* **THE INPUT**
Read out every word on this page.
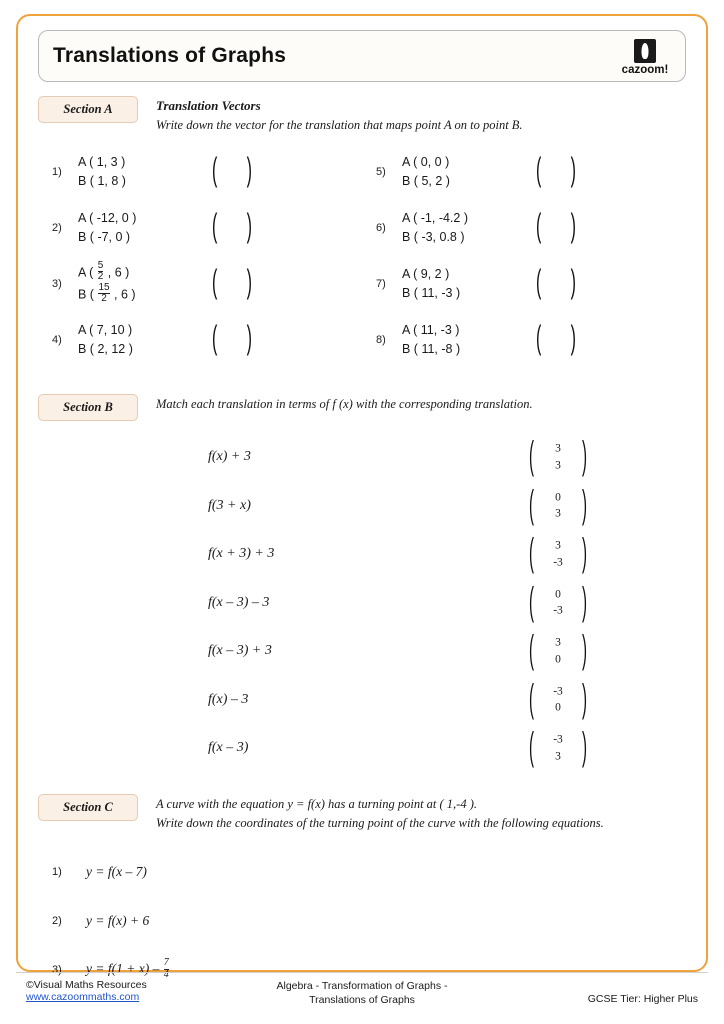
Translations of Graphs
cazoom!
Section A	Translation Vectors
Write down the vector for the translation that maps point A on to point B.
1)
A ( 1, 3 )
B ( 1, 8 )	( )
2)
A ( -12, 0 )
B ( -7, 0 )	( )
3)
A ( $\frac{5}{2}$ , 6 )
B ( $\frac{15}{2}$ , 6 )	( )
4)
A ( 7, 10 )
B ( 2, 12 )	( )
5)
A ( 0, 0 )
B ( 5, 2 )	( )
6)
A ( -1, -4.2 )
B ( -3, 0.8 )	( )
7)
A ( 9, 2 )
B ( 11, -3 )	( )
8)
A ( 11, -3 )
B ( 11, -8 )	( )
Section B	Match each translation in terms of f (x) with the corresponding translation.
f(x) + 3	(	3
3	)
f(3 + x)	(	0
3	)
f(x + 3) + 3	(	3
-3	)
f(x – 3) – 3	(	0
-3	)
f(x – 3) + 3	(	3
0	)
f(x) – 3	(	-3
0	)
f(x – 3)	(	-3
3	)
Section C	A curve with the equation y = f(x) has a turning point at ( 1,-4 ).
Write down the coordinates of the turning point of the curve with the following equations.
1)	y = f(x – 7)
2)	y = f(x) + 6
3)	$y = f(1 + x) - \frac{7}{4}$
©Visual Maths Resources
www.cazoommaths.com
Algebra - Transformation of Graphs -
Translations of Graphs	GCSE Tier: Higher Plus
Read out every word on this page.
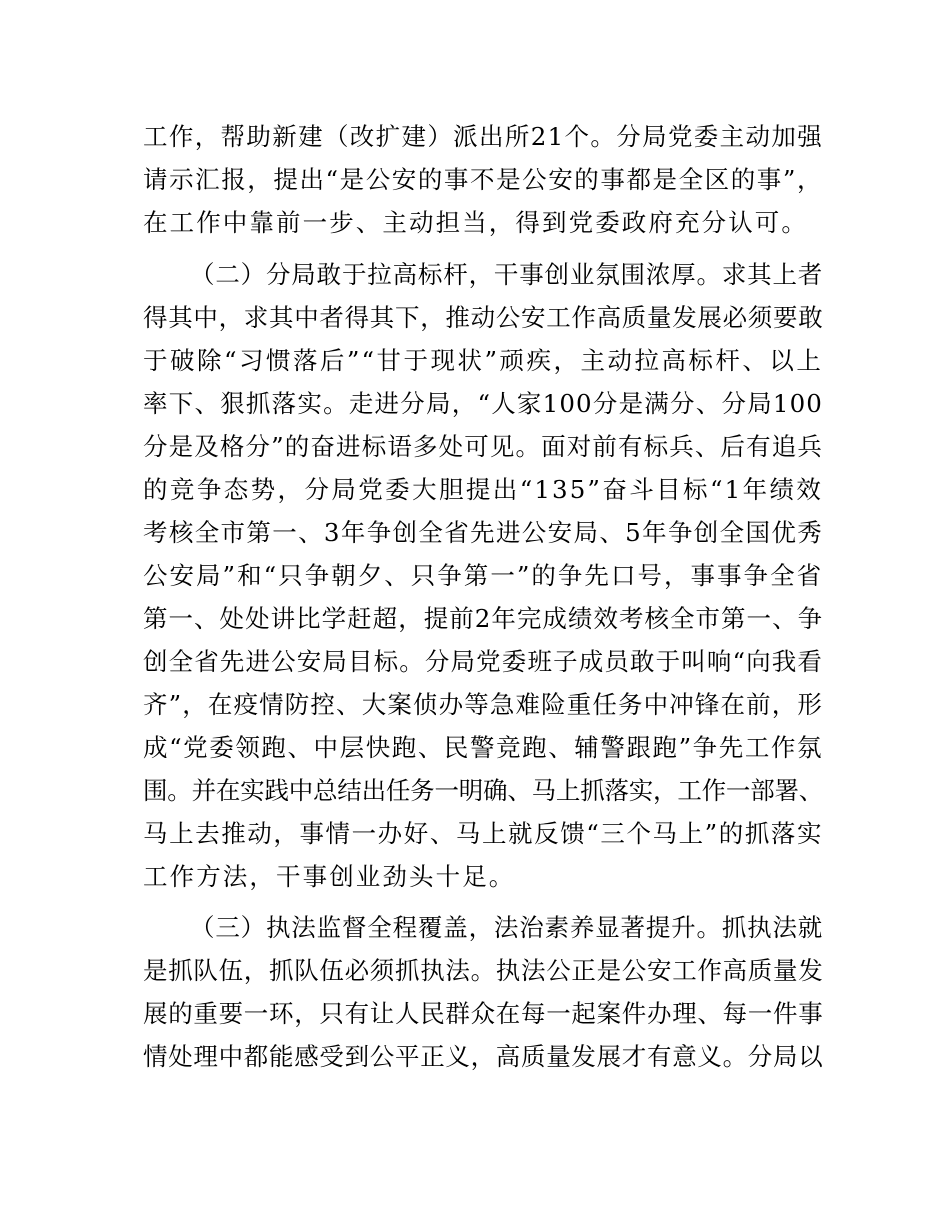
工作，帮助新建（改扩建）派出所21个。分局党委主动加强
请示汇报，提出“是公安的事不是公安的事都是全区的事”，
在工作中靠前一步、主动担当，得到党委政府充分认可。
（二）分局敢于拉高标杆，干事创业氛围浓厚。求其上者
得其中，求其中者得其下，推动公安工作高质量发展必须要敢
于破除“习惯落后”“甘于现状”顽疾，主动拉高标杆、以上
率下、狠抓落实。走进分局，“人家100分是满分、分局100
分是及格分”的奋进标语多处可见。面对前有标兵、后有追兵
的竞争态势，分局党委大胆提出“135”奋斗目标“1年绩效
考核全市第一、3年争创全省先进公安局、5年争创全国优秀
公安局”和“只争朝夕、只争第一”的争先口号，事事争全省
第一、处处讲比学赶超，提前2年完成绩效考核全市第一、争
创全省先进公安局目标。分局党委班子成员敢于叫响“向我看
齐”，在疫情防控、大案侦办等急难险重任务中冲锋在前，形
成“党委领跑、中层快跑、民警竞跑、辅警跟跑”争先工作氛
围。并在实践中总结出任务一明确、马上抓落实，工作一部署、
马上去推动，事情一办好、马上就反馈“三个马上”的抓落实
工作方法，干事创业劲头十足。
（三）执法监督全程覆盖，法治素养显著提升。抓执法就
是抓队伍，抓队伍必须抓执法。执法公正是公安工作高质量发
展的重要一环，只有让人民群众在每一起案件办理、每一件事
情处理中都能感受到公平正义，高质量发展才有意义。分局以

* **REQUIRED WORK**
Keep only the lines that hold the string "Write", and copy them out.

* **FINISHED EXERCISE**
Write down the vector for the translation that maps point A on to point B.
Write down the coordinates of the turning point of the curve with the following equations.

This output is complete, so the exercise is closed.